What is required:
Write the listing below out again exactly, dropping the images.
BEGIN Input data
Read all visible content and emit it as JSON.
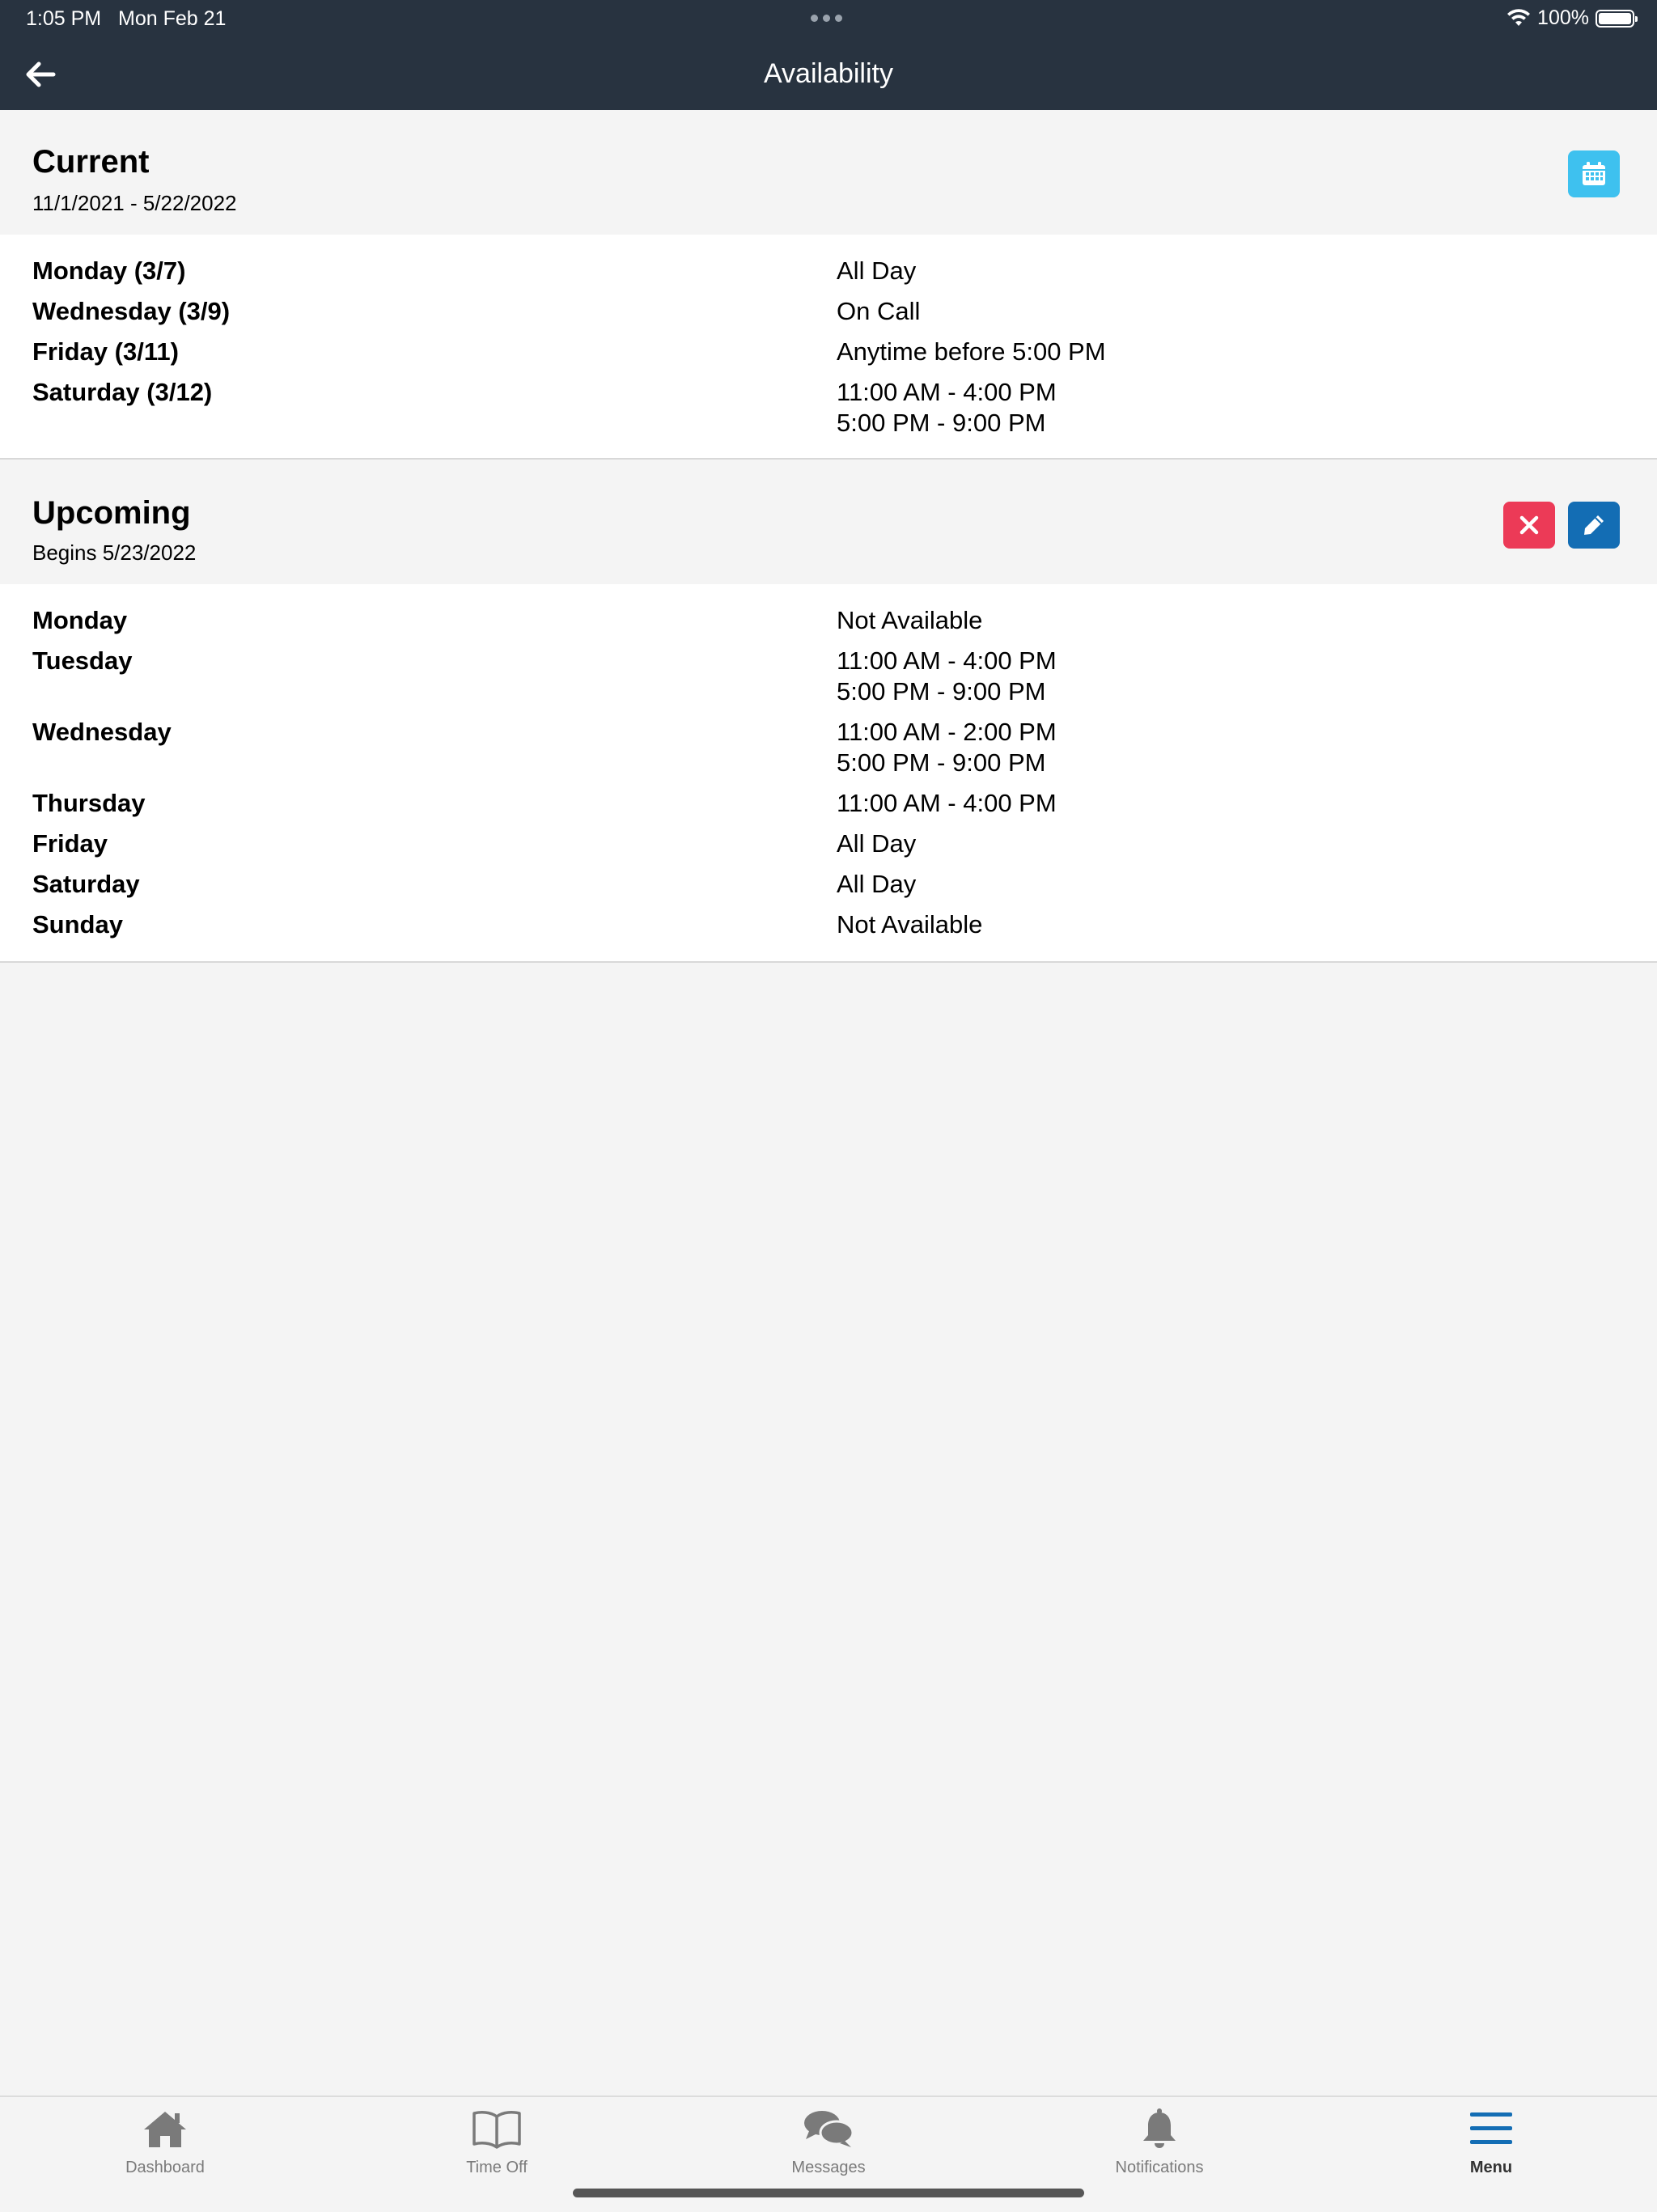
{
  "status_bar": {
    "time": "1:05 PM",
    "date": "Mon Feb 21",
    "battery": "100%"
  },
  "nav": {
    "title": "Availability"
  },
  "current": {
    "heading": "Current",
    "range": "11/1/2021 - 5/22/2022",
    "rows": [
      {
        "day": "Monday (3/7)",
        "times": [
          "All Day"
        ]
      },
      {
        "day": "Wednesday (3/9)",
        "times": [
          "On Call"
        ]
      },
      {
        "day": "Friday (3/11)",
        "times": [
          "Anytime before 5:00 PM"
        ]
      },
      {
        "day": "Saturday (3/12)",
        "times": [
          "11:00 AM - 4:00 PM",
          "5:00 PM - 9:00 PM"
        ]
      }
    ]
  },
  "upcoming": {
    "heading": "Upcoming",
    "begins": "Begins 5/23/2022",
    "rows": [
      {
        "day": "Monday",
        "times": [
          "Not Available"
        ]
      },
      {
        "day": "Tuesday",
        "times": [
          "11:00 AM - 4:00 PM",
          "5:00 PM - 9:00 PM"
        ]
      },
      {
        "day": "Wednesday",
        "times": [
          "11:00 AM - 2:00 PM",
          "5:00 PM - 9:00 PM"
        ]
      },
      {
        "day": "Thursday",
        "times": [
          "11:00 AM - 4:00 PM"
        ]
      },
      {
        "day": "Friday",
        "times": [
          "All Day"
        ]
      },
      {
        "day": "Saturday",
        "times": [
          "All Day"
        ]
      },
      {
        "day": "Sunday",
        "times": [
          "Not Available"
        ]
      }
    ]
  },
  "tabs": [
    {
      "label": "Dashboard",
      "icon": "home-icon"
    },
    {
      "label": "Time Off",
      "icon": "book-icon"
    },
    {
      "label": "Messages",
      "icon": "chat-bubbles-icon"
    },
    {
      "label": "Notifications",
      "icon": "bell-icon"
    },
    {
      "label": "Menu",
      "icon": "hamburger-icon"
    }
  ],
  "colors": {
    "header": "#283340",
    "calendar_button": "#3ec1ef",
    "delete_button": "#ec3a57",
    "edit_button": "#136db4",
    "active_tab": "#136db4"
  }
}
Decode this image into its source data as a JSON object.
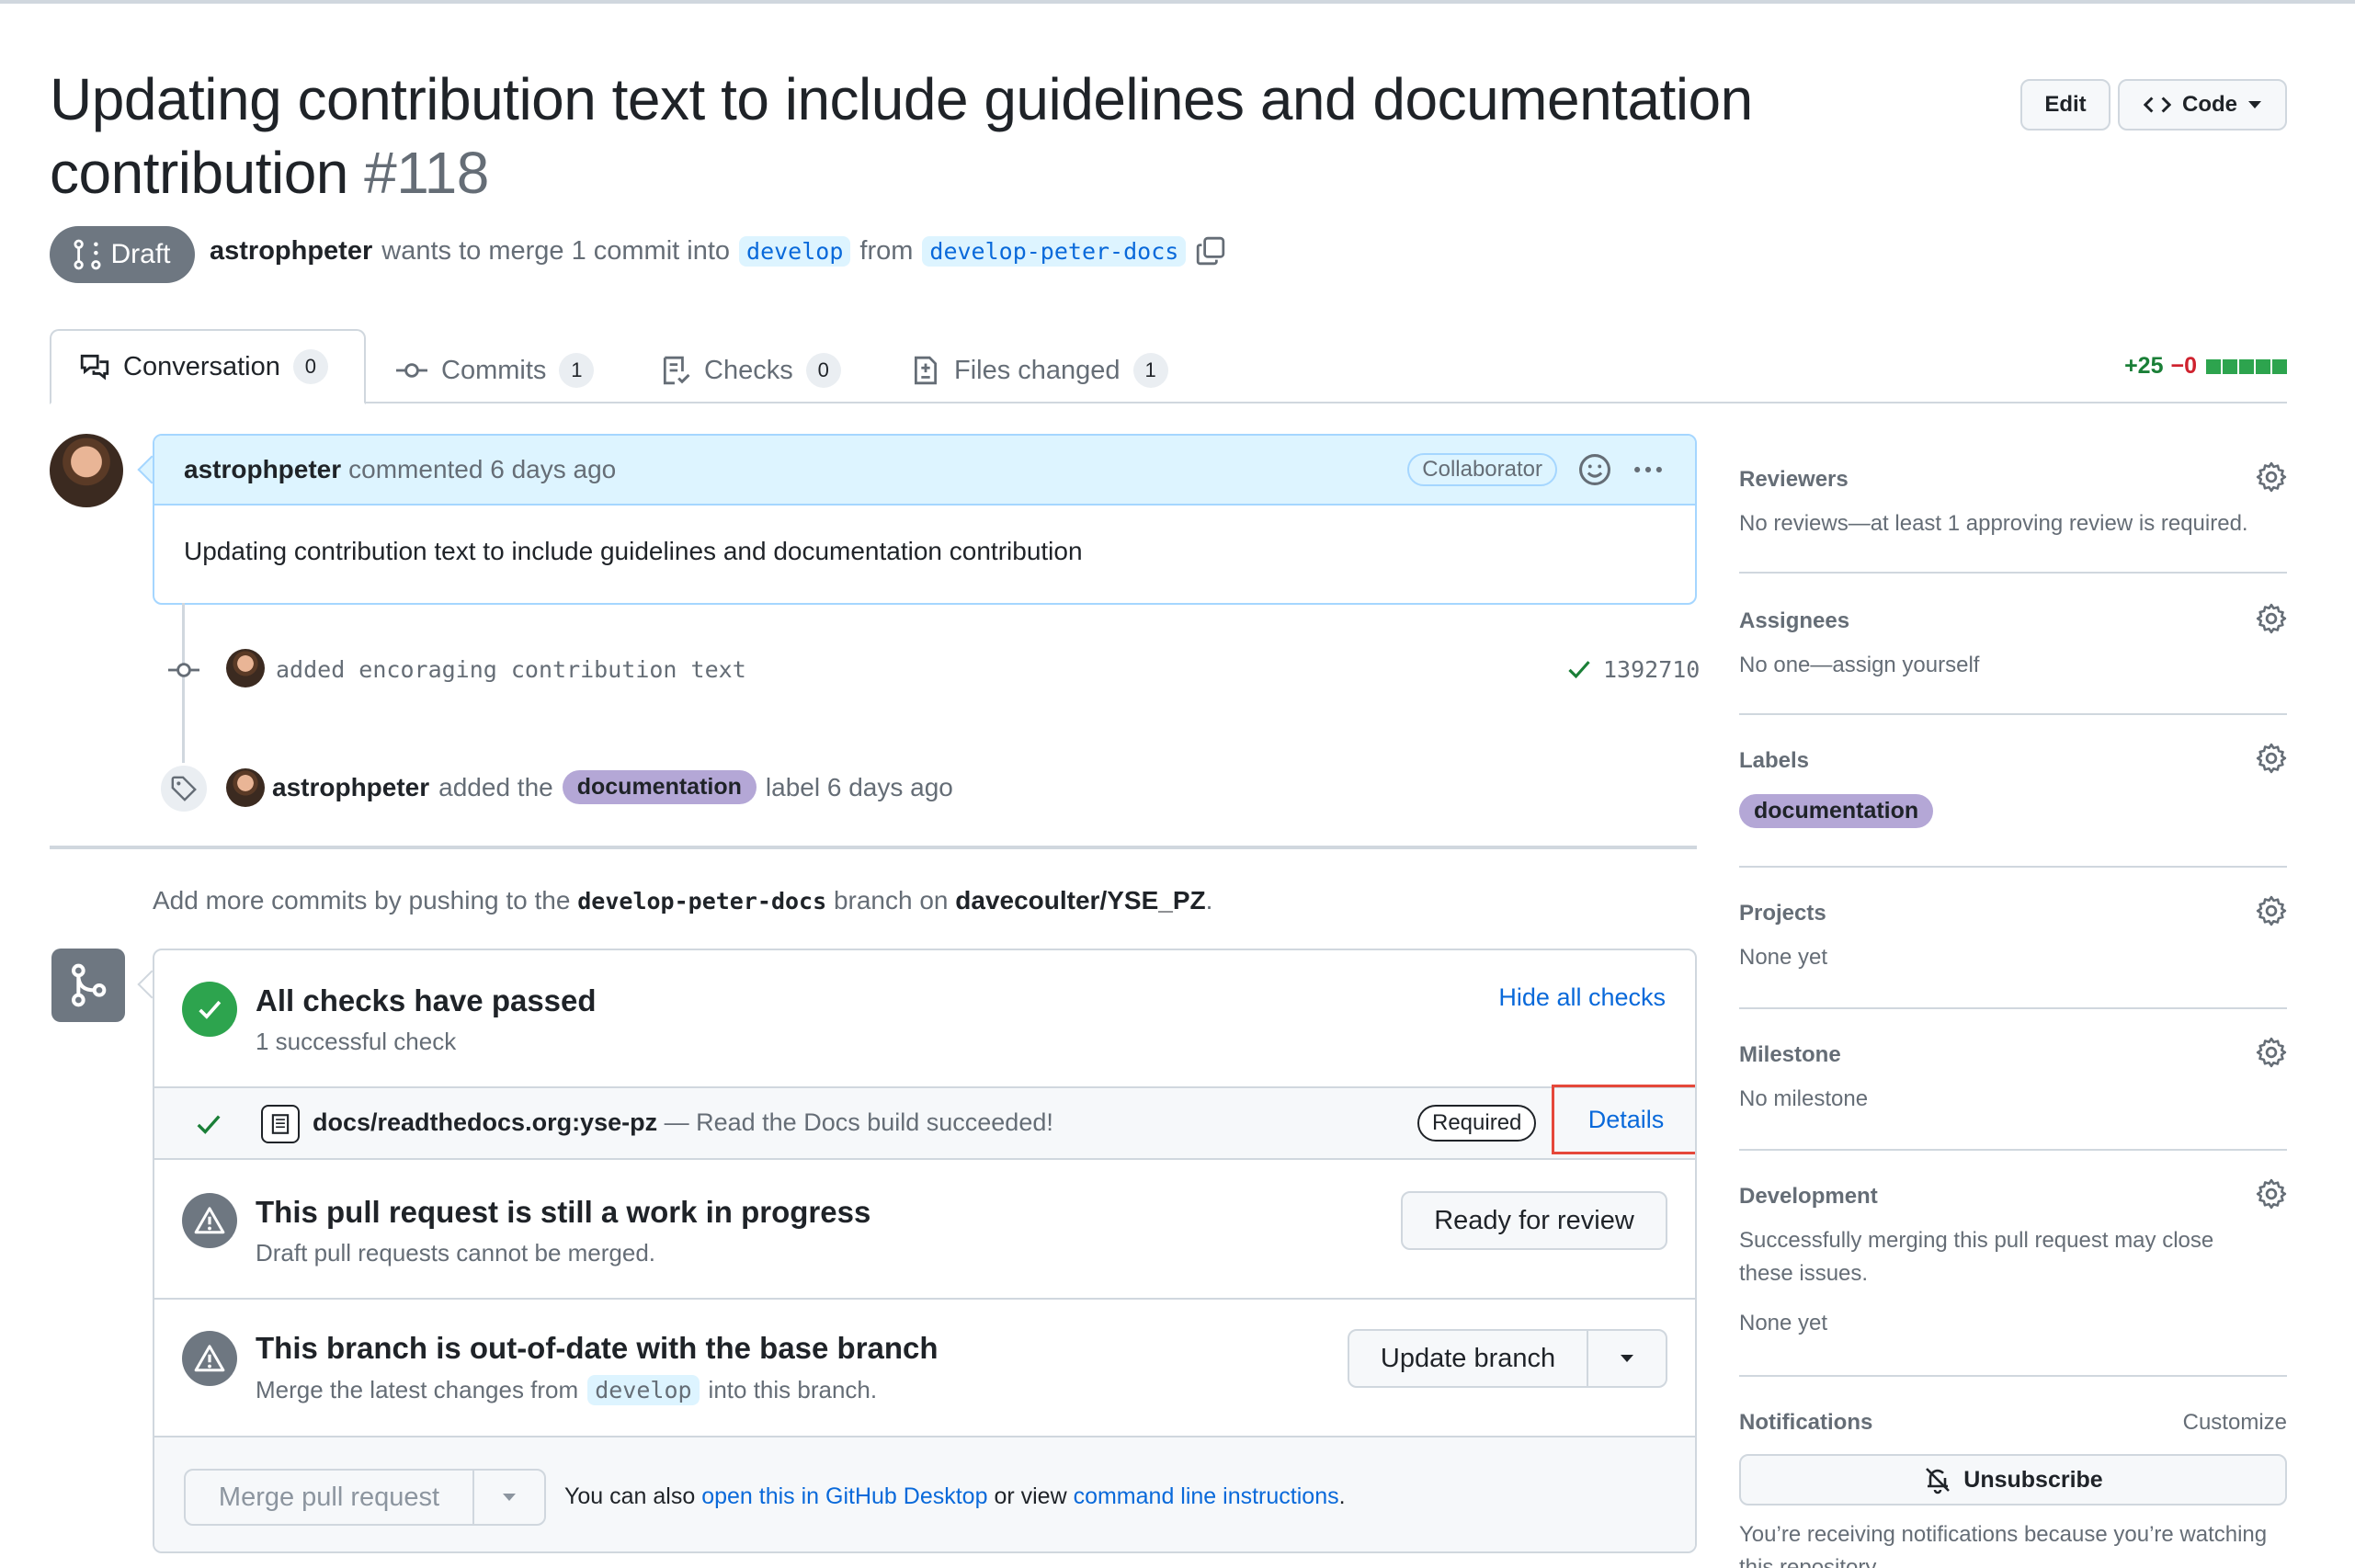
END Input data
Solution for this exercise:
Read all visible content and emit it as JSON.
{
  "status_bar": {
    "time": "1:05 PM",
    "date": "Mon Feb 21",
    "battery": "100%"
  },
  "nav": {
    "title": "Availability"
  },
  "current": {
    "heading": "Current",
    "range": "11/1/2021 - 5/22/2022",
    "rows": [
      {
        "day": "Monday (3/7)",
        "times": [
          "All Day"
        ]
      },
      {
        "day": "Wednesday (3/9)",
        "times": [
          "On Call"
        ]
      },
      {
        "day": "Friday (3/11)",
        "times": [
          "Anytime before 5:00 PM"
        ]
      },
      {
        "day": "Saturday (3/12)",
        "times": [
          "11:00 AM - 4:00 PM",
          "5:00 PM - 9:00 PM"
        ]
      }
    ]
  },
  "upcoming": {
    "heading": "Upcoming",
    "begins": "Begins 5/23/2022",
    "rows": [
      {
        "day": "Monday",
        "times": [
          "Not Available"
        ]
      },
      {
        "day": "Tuesday",
        "times": [
          "11:00 AM - 4:00 PM",
          "5:00 PM - 9:00 PM"
        ]
      },
      {
        "day": "Wednesday",
        "times": [
          "11:00 AM - 2:00 PM",
          "5:00 PM - 9:00 PM"
        ]
      },
      {
        "day": "Thursday",
        "times": [
          "11:00 AM - 4:00 PM"
        ]
      },
      {
        "day": "Friday",
        "times": [
          "All Day"
        ]
      },
      {
        "day": "Saturday",
        "times": [
          "All Day"
        ]
      },
      {
        "day": "Sunday",
        "times": [
          "Not Available"
        ]
      }
    ]
  },
  "tabs": [
    {
      "label": "Dashboard",
      "icon": "home-icon"
    },
    {
      "label": "Time Off",
      "icon": "book-icon"
    },
    {
      "label": "Messages",
      "icon": "chat-bubbles-icon"
    },
    {
      "label": "Notifications",
      "icon": "bell-icon"
    },
    {
      "label": "Menu",
      "icon": "hamburger-icon"
    }
  ],
  "colors": {
    "header": "#283340",
    "calendar_button": "#3ec1ef",
    "delete_button": "#ec3a57",
    "edit_button": "#136db4",
    "active_tab": "#136db4"
  }
}
Decode this image into its source data as a JSON object.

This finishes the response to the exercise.